#### DATA PROVIDED ####

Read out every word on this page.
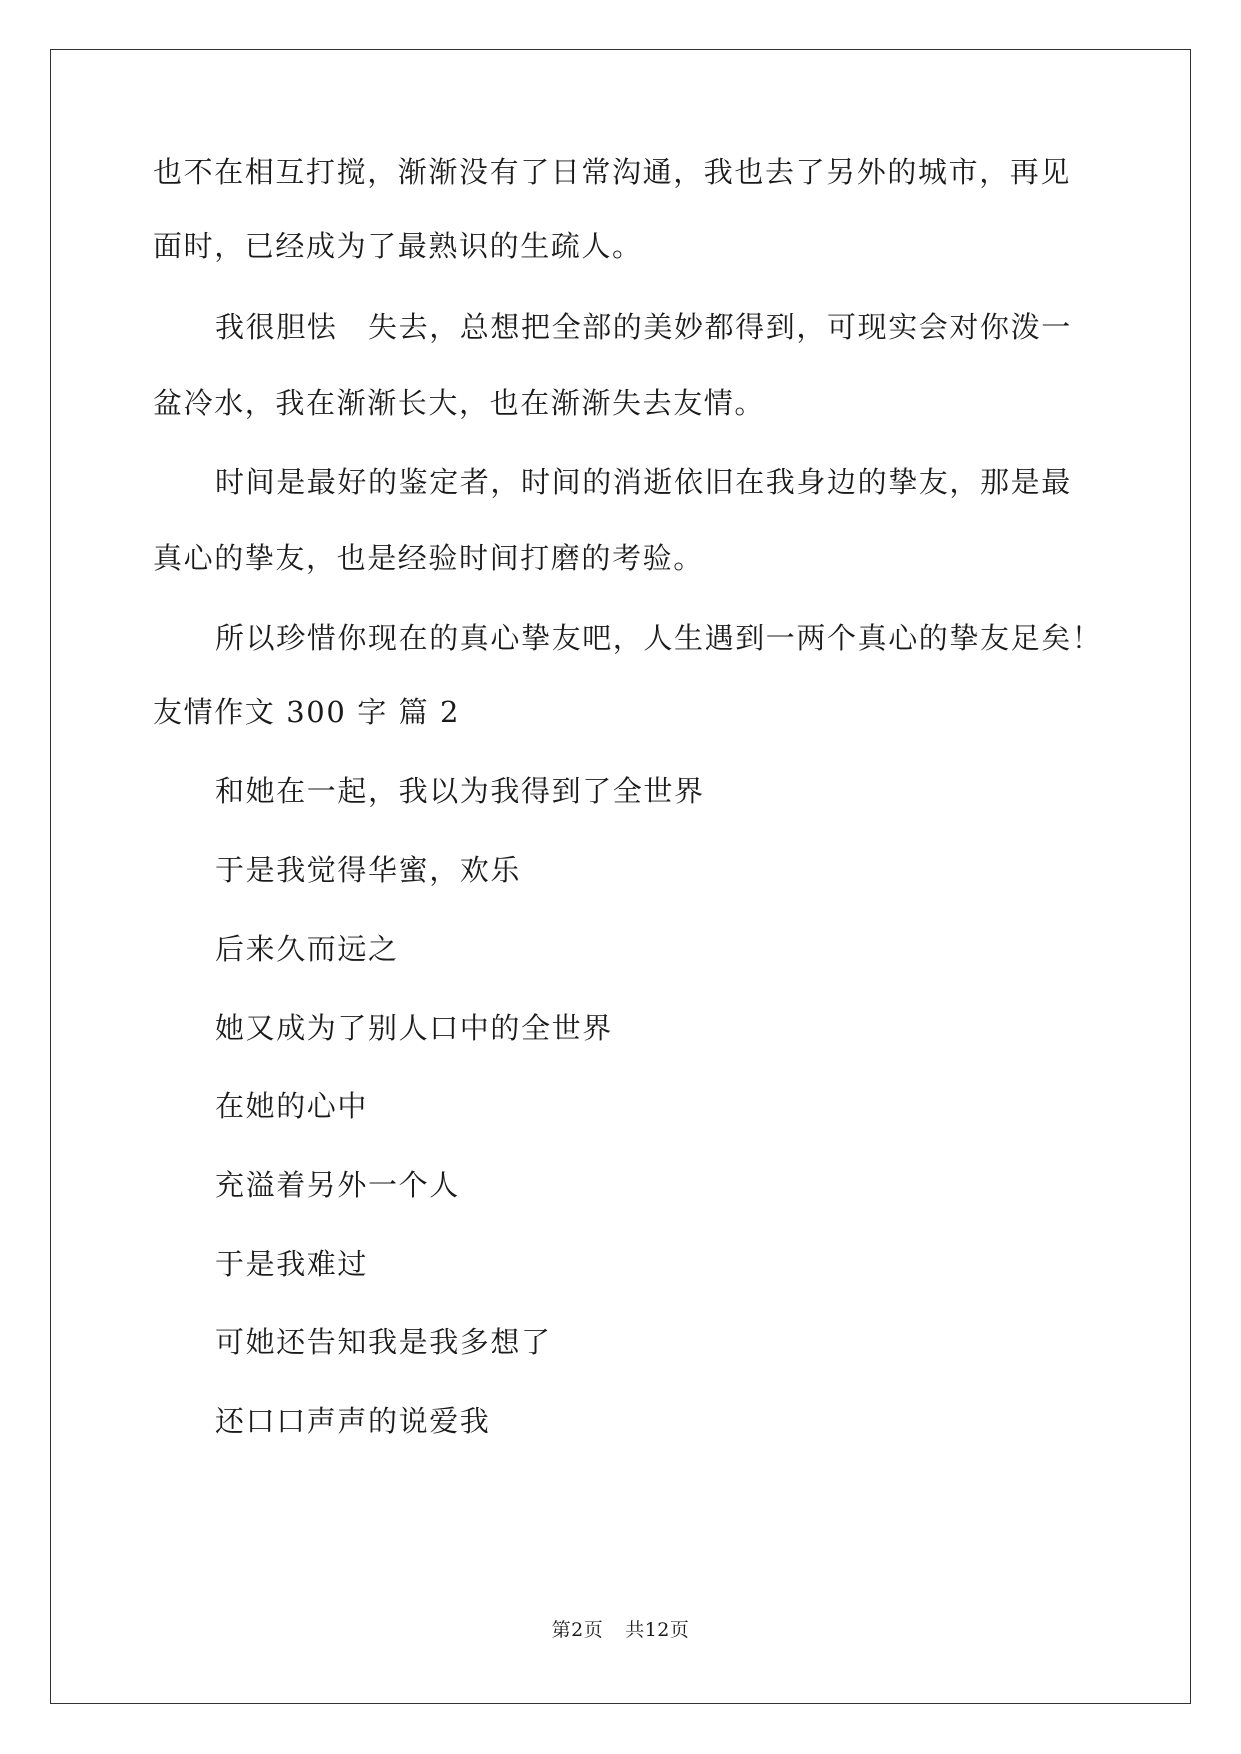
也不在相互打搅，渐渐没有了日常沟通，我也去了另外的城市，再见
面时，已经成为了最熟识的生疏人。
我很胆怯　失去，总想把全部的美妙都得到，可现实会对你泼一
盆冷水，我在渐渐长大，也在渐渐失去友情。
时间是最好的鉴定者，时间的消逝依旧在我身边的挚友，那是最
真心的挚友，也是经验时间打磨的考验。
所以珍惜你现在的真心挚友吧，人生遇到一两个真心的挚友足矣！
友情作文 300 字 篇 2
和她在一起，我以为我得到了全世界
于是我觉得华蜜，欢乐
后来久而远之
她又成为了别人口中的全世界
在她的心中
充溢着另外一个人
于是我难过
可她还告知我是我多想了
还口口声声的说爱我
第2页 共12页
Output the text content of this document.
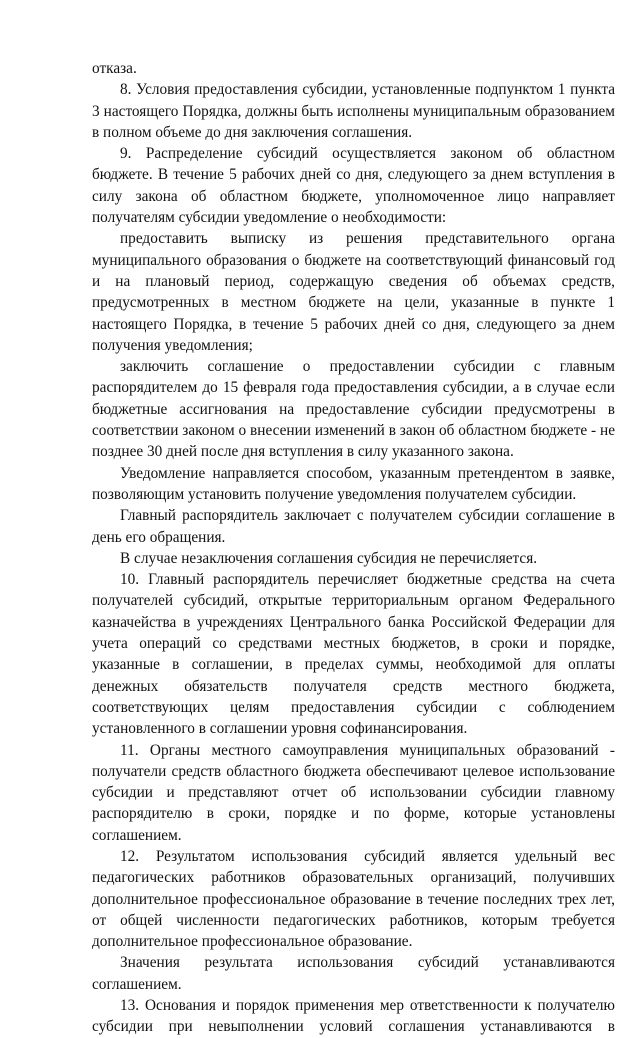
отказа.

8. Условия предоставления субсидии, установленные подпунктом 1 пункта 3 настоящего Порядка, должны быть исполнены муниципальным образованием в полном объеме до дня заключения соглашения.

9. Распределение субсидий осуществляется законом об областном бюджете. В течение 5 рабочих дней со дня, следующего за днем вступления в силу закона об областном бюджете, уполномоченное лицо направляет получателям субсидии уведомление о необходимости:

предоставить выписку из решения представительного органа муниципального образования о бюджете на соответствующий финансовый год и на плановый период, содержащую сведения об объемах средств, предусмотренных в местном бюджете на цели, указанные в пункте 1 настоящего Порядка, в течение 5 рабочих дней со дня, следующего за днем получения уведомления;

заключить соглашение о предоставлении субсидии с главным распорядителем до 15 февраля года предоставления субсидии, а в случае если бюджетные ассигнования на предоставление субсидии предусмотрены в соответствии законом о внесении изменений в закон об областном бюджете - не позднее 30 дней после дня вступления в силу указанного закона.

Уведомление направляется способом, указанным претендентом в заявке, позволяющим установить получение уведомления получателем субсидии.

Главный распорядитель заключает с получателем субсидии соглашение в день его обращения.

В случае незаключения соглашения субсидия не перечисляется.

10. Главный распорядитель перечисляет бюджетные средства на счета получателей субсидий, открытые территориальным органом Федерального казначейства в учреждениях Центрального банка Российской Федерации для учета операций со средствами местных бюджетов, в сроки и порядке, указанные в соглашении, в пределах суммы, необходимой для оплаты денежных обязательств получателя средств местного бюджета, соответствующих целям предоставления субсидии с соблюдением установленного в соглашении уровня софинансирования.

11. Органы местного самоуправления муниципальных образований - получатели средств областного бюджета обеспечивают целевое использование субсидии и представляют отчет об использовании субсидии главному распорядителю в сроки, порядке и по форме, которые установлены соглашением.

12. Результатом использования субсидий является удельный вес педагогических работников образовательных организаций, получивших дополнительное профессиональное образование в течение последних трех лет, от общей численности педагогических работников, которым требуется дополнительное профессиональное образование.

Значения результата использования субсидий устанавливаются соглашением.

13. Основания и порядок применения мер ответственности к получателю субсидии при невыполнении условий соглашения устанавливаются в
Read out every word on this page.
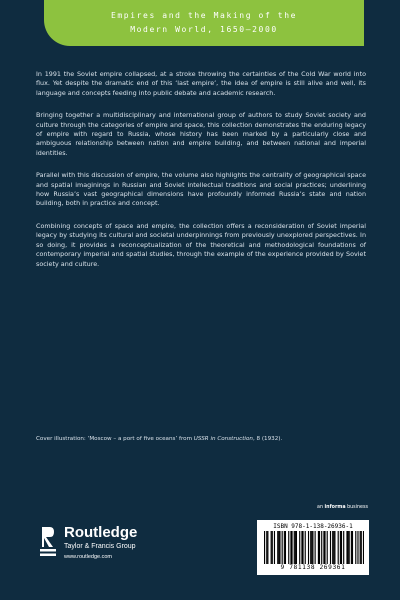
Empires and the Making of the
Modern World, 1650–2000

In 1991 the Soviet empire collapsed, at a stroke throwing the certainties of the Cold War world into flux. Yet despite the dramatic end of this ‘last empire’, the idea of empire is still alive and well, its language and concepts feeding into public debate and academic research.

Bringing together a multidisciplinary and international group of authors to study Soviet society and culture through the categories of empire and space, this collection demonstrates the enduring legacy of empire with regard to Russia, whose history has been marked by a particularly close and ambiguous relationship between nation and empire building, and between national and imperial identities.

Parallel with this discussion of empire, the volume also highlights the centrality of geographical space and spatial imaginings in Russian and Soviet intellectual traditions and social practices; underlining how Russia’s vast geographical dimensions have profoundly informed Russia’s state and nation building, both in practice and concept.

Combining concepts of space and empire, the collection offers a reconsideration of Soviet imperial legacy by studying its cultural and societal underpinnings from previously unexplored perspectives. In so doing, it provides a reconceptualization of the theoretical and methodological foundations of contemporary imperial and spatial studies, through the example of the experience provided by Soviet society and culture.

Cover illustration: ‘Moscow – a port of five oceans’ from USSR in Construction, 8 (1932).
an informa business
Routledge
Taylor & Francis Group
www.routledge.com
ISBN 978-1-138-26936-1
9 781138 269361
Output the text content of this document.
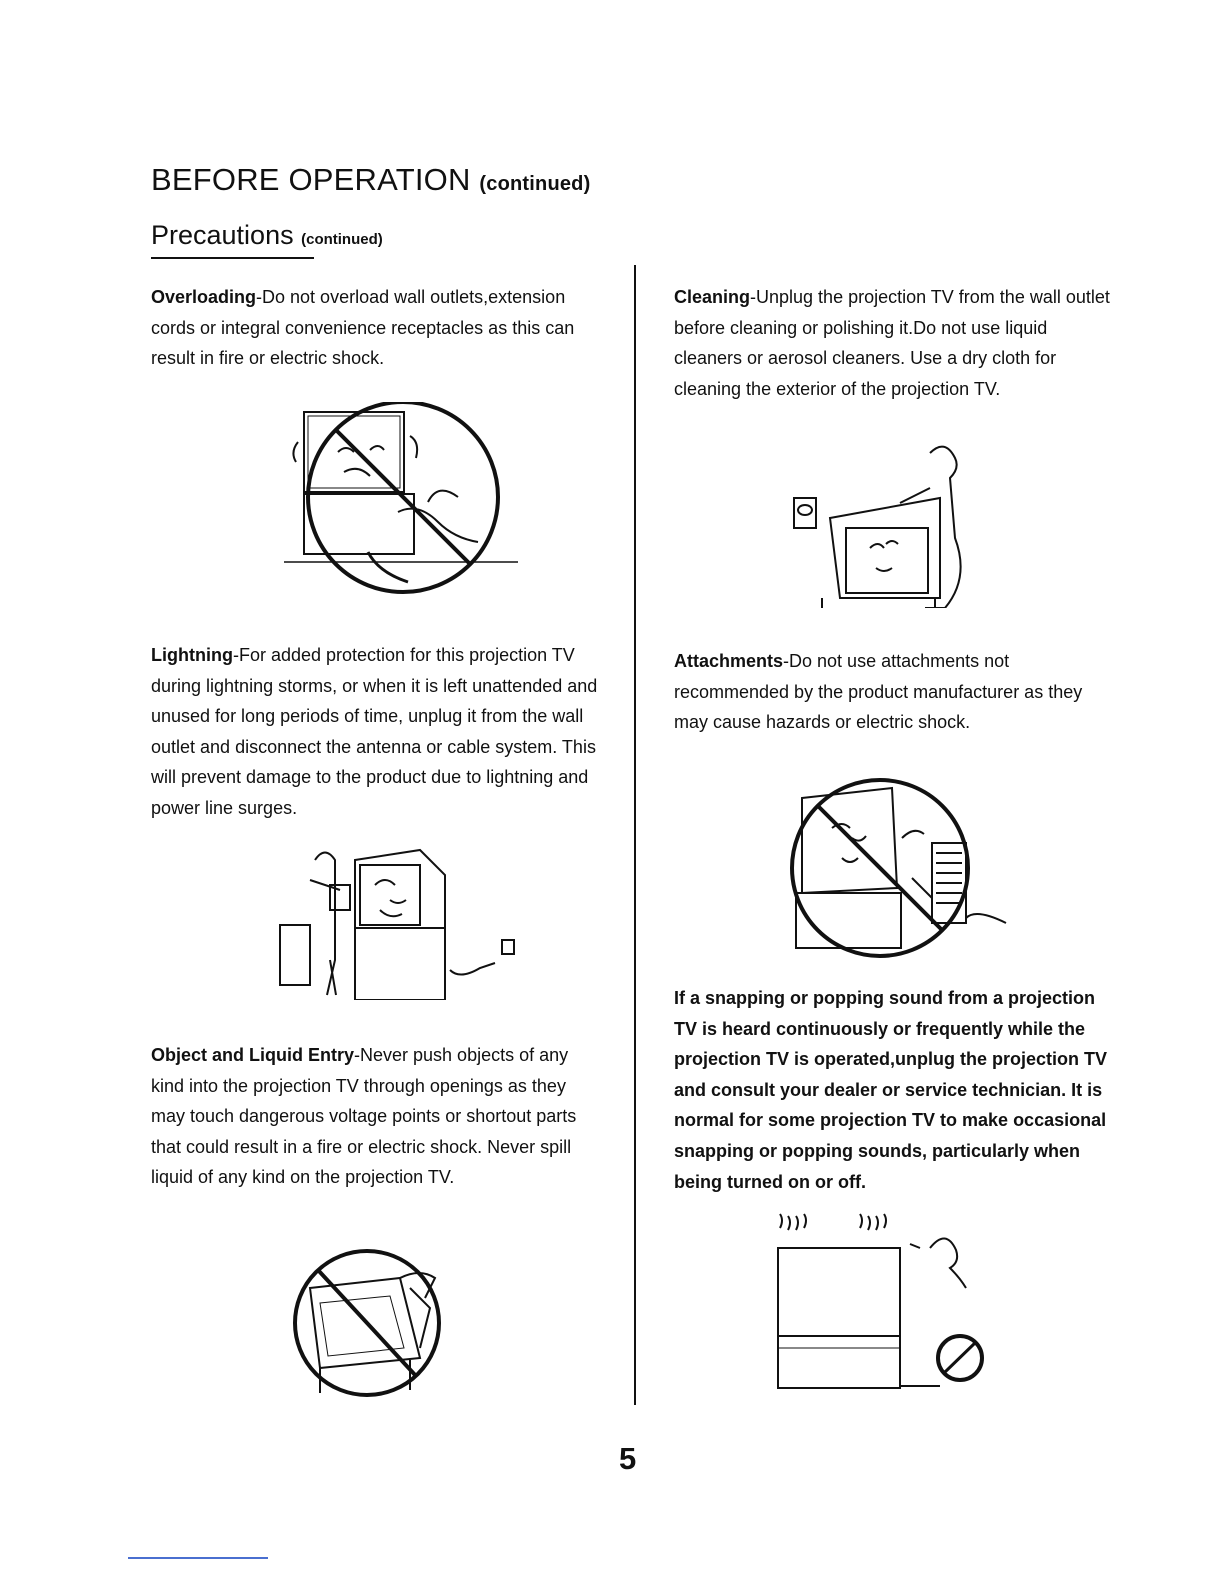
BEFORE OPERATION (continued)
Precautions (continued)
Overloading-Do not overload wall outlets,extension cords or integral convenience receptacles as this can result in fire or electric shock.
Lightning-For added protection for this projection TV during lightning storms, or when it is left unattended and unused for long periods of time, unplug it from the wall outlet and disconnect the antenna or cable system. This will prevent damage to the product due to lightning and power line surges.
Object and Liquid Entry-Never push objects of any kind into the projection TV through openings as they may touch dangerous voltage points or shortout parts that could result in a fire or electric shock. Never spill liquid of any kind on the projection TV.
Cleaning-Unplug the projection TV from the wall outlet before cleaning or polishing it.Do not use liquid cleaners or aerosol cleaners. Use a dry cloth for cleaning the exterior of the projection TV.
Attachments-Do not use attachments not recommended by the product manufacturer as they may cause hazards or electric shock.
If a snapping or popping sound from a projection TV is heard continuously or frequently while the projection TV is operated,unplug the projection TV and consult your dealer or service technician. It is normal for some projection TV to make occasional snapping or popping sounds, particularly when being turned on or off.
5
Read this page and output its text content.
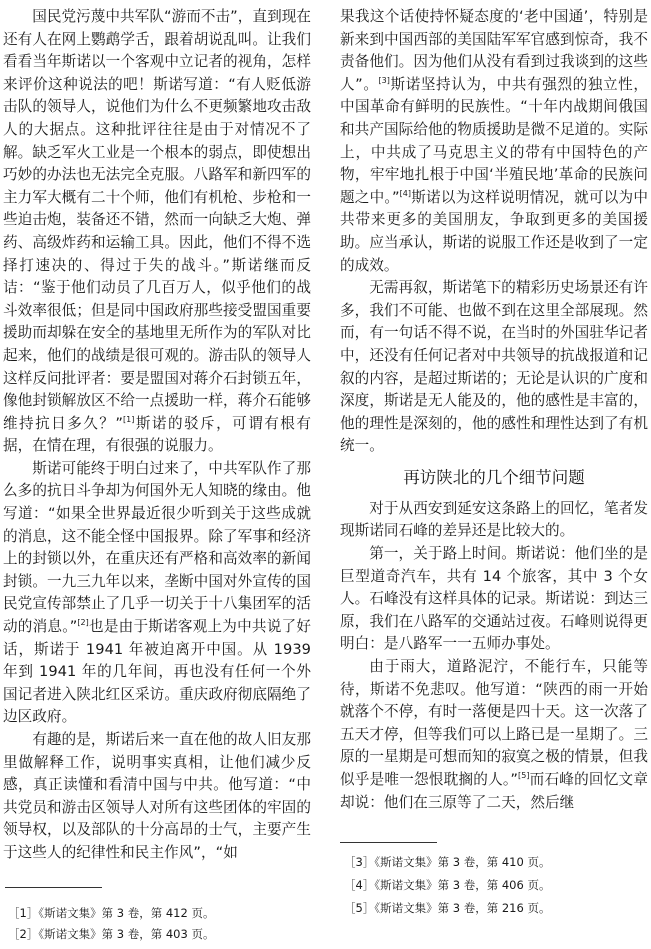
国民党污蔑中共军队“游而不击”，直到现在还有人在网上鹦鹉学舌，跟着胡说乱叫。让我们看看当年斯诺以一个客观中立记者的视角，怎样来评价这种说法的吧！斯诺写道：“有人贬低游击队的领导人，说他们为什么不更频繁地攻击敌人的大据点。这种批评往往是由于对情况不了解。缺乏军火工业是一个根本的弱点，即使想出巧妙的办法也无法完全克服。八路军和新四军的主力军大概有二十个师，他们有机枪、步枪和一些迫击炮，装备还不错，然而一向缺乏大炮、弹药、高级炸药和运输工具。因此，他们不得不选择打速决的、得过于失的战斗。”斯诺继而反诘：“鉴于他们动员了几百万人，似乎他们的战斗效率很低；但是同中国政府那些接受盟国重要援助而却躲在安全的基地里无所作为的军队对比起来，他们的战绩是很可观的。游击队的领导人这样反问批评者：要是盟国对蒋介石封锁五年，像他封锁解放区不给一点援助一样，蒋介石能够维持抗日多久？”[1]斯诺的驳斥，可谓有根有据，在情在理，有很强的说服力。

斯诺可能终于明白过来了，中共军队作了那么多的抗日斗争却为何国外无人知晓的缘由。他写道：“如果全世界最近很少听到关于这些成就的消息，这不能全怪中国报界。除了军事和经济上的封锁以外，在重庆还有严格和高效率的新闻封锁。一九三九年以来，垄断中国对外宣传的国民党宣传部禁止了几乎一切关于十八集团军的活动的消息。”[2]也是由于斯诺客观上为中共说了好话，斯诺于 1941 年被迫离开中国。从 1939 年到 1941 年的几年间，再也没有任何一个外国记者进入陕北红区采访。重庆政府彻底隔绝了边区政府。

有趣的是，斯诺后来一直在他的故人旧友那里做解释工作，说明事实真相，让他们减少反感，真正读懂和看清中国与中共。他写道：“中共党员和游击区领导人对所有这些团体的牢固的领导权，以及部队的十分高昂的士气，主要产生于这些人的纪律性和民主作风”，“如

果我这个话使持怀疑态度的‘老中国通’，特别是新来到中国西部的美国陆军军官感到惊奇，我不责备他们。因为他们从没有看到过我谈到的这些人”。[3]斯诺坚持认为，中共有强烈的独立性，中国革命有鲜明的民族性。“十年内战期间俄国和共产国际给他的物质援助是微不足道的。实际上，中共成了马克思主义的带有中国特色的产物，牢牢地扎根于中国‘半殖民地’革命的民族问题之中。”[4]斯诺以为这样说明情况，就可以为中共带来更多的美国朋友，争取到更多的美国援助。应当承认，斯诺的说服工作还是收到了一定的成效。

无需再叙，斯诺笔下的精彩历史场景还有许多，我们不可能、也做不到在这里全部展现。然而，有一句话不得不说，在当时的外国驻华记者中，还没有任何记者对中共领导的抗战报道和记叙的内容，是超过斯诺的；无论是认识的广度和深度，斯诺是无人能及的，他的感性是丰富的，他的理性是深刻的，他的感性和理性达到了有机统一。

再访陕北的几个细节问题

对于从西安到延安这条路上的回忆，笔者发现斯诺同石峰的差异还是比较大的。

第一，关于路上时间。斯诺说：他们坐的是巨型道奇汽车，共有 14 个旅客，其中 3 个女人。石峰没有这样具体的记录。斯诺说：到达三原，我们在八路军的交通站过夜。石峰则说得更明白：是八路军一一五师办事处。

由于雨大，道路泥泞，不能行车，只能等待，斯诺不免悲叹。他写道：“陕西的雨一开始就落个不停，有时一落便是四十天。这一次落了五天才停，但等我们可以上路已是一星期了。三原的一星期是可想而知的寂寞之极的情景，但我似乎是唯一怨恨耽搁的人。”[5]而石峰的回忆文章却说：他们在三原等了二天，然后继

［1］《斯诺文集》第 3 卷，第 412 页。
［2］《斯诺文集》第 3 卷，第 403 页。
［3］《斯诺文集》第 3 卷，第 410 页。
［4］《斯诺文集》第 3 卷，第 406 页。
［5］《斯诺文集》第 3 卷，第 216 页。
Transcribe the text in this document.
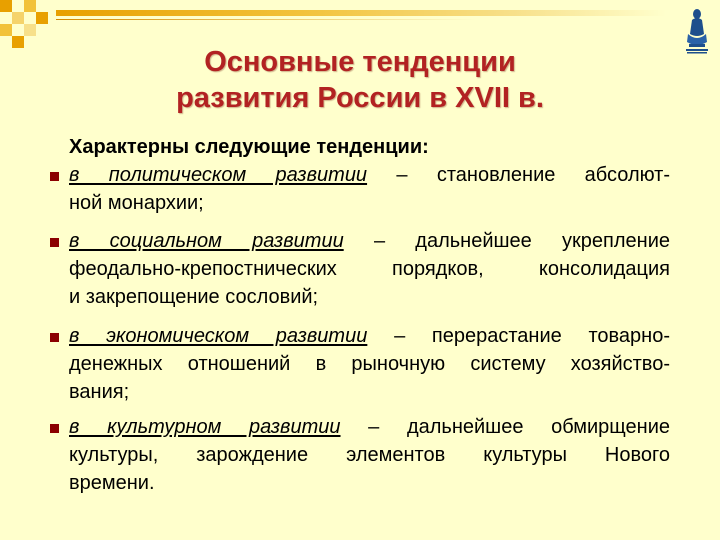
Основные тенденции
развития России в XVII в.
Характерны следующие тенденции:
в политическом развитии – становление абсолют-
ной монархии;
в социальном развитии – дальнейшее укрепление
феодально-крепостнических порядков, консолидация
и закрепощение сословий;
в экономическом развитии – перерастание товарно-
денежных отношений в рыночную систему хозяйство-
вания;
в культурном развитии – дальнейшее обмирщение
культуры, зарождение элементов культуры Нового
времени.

####

- DESCRIPTION OF THE TASK
Tally up the lines of the listing containing the word "бюджетные". Give only the total.

- FULL RESPONSE
2